--- Begin SUPPLIED ENTRIES ---

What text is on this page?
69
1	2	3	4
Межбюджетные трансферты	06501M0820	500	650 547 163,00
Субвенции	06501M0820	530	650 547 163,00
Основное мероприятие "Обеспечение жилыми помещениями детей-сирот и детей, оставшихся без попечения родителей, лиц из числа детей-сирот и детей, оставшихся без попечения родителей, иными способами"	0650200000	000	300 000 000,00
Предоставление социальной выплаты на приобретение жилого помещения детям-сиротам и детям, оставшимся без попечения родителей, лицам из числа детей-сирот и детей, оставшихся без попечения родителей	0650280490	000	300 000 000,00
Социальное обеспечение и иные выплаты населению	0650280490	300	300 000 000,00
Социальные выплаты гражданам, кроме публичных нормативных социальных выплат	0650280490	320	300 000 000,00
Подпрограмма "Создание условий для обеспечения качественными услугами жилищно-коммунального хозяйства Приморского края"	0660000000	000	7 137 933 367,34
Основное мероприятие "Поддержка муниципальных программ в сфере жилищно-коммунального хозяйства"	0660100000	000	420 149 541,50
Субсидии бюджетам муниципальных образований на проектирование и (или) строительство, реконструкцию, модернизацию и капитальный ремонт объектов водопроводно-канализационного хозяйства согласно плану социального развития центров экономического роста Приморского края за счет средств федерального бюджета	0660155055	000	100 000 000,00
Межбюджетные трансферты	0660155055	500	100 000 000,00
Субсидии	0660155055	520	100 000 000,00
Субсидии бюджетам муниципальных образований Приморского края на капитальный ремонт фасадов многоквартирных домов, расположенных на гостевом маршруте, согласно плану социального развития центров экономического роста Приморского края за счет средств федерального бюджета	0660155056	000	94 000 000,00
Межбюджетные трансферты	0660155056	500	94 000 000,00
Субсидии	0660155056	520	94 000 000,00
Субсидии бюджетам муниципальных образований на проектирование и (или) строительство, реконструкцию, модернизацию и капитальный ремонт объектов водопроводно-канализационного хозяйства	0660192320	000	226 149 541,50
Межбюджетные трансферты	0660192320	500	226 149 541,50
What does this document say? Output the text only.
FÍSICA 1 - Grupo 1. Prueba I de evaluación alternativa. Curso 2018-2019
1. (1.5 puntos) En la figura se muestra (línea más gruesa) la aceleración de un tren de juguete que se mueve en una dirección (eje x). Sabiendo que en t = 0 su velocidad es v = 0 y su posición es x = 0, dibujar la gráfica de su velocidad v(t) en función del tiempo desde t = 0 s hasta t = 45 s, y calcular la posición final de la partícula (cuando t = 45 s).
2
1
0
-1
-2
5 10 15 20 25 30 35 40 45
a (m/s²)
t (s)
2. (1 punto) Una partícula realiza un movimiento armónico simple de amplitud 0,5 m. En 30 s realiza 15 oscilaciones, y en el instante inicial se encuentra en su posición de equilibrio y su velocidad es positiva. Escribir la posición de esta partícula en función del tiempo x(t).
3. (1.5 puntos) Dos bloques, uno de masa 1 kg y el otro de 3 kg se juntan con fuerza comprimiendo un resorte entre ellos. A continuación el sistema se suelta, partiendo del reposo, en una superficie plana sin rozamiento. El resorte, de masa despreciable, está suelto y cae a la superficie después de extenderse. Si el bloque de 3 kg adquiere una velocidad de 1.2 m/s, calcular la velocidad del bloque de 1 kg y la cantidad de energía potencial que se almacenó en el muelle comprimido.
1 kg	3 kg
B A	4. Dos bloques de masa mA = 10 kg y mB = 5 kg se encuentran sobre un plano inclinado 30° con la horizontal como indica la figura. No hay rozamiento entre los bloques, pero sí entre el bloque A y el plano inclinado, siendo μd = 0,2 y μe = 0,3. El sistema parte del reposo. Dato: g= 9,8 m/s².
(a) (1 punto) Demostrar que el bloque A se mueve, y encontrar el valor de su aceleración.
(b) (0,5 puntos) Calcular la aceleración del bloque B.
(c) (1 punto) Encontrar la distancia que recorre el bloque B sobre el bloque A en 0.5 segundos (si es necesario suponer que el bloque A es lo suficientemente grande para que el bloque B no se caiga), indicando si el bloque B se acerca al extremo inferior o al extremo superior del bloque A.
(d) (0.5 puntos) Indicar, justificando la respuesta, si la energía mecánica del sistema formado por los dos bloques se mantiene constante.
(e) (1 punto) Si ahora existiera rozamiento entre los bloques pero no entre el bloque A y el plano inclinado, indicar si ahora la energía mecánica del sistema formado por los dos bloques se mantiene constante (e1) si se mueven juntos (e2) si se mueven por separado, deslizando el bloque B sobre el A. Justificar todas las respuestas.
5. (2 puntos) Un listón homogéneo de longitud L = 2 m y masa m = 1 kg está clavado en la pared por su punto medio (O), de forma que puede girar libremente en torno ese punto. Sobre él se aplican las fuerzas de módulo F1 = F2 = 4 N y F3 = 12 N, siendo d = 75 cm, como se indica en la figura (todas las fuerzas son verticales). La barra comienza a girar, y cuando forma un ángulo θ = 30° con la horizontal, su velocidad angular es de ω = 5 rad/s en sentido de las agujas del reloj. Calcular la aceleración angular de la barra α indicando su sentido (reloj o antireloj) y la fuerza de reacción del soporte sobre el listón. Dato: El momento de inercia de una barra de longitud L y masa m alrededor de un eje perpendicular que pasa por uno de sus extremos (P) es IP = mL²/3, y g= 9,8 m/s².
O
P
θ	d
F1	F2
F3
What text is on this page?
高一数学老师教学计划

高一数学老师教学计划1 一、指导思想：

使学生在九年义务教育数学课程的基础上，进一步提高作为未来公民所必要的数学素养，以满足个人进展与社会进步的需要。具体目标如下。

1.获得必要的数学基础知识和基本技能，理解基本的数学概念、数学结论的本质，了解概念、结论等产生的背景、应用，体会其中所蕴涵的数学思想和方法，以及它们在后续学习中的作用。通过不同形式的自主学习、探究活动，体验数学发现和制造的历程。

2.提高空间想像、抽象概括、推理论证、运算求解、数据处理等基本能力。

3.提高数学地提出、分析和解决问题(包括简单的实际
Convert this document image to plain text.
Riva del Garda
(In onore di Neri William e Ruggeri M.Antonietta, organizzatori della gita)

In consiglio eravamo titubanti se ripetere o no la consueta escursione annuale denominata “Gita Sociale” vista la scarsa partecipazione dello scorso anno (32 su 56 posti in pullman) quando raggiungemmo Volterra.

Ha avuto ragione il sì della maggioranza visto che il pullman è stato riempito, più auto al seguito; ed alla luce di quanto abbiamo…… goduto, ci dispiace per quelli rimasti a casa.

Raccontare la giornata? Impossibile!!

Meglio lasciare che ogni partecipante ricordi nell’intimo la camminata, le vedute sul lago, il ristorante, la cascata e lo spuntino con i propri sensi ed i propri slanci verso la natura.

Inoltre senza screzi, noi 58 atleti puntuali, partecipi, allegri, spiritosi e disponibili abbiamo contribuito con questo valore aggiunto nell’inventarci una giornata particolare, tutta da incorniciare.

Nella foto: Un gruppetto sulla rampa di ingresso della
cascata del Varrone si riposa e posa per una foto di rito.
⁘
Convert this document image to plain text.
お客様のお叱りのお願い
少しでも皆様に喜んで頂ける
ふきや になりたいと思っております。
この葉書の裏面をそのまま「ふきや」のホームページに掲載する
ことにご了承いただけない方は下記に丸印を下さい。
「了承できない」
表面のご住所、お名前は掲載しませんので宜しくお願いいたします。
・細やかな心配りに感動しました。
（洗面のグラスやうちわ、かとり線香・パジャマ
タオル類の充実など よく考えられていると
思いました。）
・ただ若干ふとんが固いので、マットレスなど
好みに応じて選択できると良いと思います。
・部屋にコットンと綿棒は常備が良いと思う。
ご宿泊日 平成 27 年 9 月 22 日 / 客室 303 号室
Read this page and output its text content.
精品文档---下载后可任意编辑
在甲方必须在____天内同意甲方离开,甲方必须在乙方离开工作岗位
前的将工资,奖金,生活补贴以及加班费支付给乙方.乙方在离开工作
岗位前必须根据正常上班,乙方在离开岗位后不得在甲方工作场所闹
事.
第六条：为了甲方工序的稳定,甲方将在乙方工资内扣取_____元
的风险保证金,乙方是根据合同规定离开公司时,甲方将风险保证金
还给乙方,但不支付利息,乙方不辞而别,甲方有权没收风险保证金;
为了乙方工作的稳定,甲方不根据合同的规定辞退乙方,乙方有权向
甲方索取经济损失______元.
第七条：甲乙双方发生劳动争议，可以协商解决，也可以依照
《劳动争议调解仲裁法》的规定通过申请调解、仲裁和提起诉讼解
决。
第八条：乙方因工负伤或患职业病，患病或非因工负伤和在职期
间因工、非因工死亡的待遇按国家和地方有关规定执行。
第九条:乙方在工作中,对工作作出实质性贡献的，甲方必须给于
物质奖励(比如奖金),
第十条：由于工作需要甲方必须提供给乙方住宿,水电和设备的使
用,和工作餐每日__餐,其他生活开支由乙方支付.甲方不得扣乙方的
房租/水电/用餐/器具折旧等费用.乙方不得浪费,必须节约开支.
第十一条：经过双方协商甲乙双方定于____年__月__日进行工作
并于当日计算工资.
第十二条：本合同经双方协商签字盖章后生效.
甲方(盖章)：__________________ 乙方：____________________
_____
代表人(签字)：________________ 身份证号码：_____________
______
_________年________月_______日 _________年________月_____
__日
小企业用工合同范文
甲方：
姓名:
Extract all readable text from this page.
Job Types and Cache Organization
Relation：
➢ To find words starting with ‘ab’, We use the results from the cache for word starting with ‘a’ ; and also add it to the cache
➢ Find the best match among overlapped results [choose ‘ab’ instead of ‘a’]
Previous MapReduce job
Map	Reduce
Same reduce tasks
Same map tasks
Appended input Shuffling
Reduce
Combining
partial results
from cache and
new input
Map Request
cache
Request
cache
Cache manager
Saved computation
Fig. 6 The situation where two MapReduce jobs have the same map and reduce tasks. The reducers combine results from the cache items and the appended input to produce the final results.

--- End SUPPLIED ENTRIES ---

DO THIS:
Which lines contain "трансферты"? Copy each of them.

EXPECTED ANSWER:
Межбюджетные трансферты	06501M0820	500	650 547 163,00
Межбюджетные трансферты	0660155055	500	100 000 000,00
Межбюджетные трансферты	0660155056	500	94 000 000,00
Межбюджетные трансферты	0660192320	500	226 149 541,50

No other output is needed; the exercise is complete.